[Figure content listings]

▬▬▬▬▬▬

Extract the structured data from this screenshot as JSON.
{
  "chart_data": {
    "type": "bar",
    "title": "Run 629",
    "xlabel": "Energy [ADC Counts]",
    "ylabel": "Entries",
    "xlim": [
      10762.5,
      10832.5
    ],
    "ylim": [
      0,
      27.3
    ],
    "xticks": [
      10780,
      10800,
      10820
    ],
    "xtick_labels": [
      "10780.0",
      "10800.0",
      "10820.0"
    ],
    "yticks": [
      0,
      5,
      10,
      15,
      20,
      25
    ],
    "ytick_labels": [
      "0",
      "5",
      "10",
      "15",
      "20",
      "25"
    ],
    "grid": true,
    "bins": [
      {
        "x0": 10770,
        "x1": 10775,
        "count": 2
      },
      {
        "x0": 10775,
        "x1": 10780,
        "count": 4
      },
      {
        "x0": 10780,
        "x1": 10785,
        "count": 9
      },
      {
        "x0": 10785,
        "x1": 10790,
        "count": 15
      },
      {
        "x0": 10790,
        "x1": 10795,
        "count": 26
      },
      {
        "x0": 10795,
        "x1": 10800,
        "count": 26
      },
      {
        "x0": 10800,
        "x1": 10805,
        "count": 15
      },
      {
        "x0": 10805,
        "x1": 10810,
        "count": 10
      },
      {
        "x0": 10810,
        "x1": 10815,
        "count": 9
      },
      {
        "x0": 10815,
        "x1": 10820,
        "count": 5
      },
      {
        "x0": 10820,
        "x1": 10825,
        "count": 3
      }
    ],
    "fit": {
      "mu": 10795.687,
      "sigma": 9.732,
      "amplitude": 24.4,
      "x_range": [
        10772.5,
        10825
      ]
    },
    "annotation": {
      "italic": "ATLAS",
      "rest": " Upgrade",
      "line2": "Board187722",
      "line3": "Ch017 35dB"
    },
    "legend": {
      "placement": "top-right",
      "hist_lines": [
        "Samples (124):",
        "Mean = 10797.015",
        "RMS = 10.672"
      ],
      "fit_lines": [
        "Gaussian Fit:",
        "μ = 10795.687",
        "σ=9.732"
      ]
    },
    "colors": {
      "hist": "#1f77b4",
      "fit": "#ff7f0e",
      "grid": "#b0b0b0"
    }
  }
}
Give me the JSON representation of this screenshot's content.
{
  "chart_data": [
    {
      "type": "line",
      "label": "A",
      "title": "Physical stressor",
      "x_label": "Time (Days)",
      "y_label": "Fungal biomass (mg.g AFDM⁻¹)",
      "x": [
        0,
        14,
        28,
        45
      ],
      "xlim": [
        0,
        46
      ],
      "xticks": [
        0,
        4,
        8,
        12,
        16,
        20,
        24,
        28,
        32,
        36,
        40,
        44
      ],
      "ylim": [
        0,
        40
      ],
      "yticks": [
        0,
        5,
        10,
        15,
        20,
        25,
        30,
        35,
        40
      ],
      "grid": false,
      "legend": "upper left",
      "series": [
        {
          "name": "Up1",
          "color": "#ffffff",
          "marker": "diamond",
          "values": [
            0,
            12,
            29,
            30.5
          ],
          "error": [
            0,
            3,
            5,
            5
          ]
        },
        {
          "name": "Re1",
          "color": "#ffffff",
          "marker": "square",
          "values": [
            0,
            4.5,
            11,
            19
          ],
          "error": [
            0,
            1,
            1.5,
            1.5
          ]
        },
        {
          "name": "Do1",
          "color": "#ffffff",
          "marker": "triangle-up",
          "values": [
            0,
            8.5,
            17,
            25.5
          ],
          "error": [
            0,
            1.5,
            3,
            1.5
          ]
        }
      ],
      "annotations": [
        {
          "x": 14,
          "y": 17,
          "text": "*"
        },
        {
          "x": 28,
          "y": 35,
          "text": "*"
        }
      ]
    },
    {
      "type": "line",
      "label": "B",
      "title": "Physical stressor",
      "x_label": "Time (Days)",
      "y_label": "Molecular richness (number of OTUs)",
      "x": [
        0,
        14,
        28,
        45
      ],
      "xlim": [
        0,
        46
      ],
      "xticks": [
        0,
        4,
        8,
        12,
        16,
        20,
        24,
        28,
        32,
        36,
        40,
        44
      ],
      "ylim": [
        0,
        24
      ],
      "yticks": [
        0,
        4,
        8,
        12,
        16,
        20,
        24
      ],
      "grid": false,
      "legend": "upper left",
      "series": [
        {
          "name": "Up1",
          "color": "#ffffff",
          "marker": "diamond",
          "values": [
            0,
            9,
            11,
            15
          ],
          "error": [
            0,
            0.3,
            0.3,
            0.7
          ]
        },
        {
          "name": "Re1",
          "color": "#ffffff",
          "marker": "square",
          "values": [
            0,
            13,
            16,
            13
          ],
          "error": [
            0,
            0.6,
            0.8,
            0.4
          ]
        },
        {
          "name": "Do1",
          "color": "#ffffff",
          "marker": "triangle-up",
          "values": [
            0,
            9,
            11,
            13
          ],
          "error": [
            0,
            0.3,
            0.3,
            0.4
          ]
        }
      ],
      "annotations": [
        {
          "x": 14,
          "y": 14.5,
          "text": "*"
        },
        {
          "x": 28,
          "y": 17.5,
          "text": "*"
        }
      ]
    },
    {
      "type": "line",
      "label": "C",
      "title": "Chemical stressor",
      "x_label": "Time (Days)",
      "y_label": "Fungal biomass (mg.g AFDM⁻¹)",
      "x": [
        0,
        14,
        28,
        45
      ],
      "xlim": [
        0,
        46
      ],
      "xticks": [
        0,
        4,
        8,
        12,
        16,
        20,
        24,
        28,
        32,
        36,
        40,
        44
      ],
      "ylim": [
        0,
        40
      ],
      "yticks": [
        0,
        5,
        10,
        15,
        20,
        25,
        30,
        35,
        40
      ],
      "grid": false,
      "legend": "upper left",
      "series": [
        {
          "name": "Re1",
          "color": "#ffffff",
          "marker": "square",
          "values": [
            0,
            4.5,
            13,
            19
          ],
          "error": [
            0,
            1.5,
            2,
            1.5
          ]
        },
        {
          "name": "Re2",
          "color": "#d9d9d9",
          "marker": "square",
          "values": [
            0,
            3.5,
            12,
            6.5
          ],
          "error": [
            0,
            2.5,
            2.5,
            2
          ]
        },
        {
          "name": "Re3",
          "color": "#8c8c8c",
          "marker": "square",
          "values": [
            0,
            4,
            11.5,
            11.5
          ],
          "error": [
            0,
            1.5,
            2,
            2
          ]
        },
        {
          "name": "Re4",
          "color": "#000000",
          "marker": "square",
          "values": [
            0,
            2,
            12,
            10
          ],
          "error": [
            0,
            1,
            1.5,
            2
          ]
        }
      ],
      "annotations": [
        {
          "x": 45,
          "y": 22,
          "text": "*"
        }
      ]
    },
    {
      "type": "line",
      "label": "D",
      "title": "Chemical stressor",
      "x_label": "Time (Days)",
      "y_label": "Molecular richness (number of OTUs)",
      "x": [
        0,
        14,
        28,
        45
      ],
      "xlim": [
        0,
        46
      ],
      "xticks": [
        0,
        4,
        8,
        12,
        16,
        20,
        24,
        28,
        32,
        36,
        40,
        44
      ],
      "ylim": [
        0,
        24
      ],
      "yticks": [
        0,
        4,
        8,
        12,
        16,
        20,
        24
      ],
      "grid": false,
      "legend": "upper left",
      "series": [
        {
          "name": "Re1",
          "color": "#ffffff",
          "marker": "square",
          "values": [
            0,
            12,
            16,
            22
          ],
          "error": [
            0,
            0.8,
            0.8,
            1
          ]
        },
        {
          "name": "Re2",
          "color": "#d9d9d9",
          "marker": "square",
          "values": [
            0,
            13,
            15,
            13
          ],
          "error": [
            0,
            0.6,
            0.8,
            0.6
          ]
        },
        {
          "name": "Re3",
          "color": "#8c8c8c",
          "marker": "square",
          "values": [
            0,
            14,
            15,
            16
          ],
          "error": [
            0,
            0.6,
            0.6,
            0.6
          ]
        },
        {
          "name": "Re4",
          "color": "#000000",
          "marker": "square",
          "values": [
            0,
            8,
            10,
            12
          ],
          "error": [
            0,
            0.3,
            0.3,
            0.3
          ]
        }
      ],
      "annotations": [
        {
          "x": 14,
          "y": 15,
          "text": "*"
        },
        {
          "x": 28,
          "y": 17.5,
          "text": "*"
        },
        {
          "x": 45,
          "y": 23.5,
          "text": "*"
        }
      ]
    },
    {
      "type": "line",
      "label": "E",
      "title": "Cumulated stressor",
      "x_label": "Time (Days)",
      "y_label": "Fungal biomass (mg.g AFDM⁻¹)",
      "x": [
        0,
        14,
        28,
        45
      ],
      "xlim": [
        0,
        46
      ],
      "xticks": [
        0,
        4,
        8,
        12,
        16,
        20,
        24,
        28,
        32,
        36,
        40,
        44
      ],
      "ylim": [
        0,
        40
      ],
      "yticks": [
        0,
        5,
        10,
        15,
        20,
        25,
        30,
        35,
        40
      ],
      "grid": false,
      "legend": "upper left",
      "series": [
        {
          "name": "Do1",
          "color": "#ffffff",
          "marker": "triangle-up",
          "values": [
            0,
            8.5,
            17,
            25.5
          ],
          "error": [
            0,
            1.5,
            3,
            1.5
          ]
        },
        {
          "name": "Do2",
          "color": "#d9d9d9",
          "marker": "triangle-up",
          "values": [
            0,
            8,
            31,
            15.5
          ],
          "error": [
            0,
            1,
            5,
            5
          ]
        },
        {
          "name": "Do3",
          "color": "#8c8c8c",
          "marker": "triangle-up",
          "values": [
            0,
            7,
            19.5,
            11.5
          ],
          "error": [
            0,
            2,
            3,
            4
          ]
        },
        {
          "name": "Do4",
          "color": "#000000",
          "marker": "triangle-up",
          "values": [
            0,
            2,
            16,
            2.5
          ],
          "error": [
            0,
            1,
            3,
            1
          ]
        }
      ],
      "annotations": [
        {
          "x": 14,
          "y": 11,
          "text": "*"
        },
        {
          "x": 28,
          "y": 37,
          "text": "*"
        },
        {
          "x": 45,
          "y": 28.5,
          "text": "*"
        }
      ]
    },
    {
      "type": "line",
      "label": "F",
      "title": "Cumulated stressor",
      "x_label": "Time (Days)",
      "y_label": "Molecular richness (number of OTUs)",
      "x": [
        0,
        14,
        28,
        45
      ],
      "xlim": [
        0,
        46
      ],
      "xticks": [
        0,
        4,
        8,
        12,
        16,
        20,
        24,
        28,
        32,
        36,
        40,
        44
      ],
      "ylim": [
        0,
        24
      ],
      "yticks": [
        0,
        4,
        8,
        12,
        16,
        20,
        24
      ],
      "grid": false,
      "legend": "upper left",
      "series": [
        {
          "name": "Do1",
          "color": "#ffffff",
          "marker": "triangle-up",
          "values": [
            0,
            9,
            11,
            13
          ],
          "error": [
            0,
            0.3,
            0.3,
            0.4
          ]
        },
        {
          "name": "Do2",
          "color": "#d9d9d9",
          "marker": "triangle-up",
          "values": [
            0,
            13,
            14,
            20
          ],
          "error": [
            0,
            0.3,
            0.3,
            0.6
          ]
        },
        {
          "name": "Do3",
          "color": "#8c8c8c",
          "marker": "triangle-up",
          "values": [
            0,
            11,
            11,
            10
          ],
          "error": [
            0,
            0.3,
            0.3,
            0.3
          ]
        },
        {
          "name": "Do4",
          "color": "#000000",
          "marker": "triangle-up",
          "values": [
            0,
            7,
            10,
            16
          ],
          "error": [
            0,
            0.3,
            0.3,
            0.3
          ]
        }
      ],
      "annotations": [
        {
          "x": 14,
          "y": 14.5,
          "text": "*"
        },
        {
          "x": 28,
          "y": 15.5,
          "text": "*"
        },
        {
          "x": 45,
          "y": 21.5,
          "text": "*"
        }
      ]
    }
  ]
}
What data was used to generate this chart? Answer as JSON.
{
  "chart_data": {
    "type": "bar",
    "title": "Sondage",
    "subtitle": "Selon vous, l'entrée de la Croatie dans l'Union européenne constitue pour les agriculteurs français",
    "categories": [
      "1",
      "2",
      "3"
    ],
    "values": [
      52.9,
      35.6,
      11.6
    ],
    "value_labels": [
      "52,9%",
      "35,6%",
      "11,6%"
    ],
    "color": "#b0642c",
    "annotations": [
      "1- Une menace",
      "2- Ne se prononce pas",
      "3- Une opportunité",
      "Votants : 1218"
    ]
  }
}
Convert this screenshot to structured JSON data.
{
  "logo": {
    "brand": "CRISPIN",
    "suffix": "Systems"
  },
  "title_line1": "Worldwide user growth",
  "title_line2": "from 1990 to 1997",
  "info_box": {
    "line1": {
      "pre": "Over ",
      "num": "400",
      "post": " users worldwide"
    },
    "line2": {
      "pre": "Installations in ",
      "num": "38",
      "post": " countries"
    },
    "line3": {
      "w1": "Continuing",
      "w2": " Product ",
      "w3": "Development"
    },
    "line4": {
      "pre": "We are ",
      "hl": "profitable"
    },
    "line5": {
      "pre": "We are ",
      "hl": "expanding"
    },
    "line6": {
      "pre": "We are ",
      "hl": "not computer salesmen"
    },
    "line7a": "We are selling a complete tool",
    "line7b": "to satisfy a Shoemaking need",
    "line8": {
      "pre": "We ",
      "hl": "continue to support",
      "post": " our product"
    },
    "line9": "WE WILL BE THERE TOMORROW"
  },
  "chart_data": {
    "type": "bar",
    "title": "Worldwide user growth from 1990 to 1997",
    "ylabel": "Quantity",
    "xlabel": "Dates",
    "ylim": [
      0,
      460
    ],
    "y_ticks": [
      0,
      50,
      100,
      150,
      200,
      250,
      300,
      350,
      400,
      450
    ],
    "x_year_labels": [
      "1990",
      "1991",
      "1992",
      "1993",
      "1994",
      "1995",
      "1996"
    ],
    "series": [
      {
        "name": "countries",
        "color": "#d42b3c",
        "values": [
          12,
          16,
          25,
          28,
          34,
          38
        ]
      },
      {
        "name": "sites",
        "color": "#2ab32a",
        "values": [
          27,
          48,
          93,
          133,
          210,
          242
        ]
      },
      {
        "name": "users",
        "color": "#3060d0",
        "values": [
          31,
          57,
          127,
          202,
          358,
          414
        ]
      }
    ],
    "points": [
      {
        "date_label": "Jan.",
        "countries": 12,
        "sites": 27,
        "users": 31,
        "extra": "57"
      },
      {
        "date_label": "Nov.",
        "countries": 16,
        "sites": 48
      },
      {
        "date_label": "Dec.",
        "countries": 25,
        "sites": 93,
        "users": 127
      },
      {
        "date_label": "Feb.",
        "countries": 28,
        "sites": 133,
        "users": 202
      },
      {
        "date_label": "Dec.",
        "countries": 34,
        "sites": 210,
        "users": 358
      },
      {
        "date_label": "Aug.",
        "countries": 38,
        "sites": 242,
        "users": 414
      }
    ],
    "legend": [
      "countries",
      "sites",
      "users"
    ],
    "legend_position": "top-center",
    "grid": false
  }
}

▬▬▬▬▬▬

What you will do
Gather each line that holds "sites".

Full response
        "name": "sites",
        "sites": 27,
        "sites": 48
        "sites": 93,
        "sites": 133,
        "sites": 210,
        "sites": 242,
      "sites",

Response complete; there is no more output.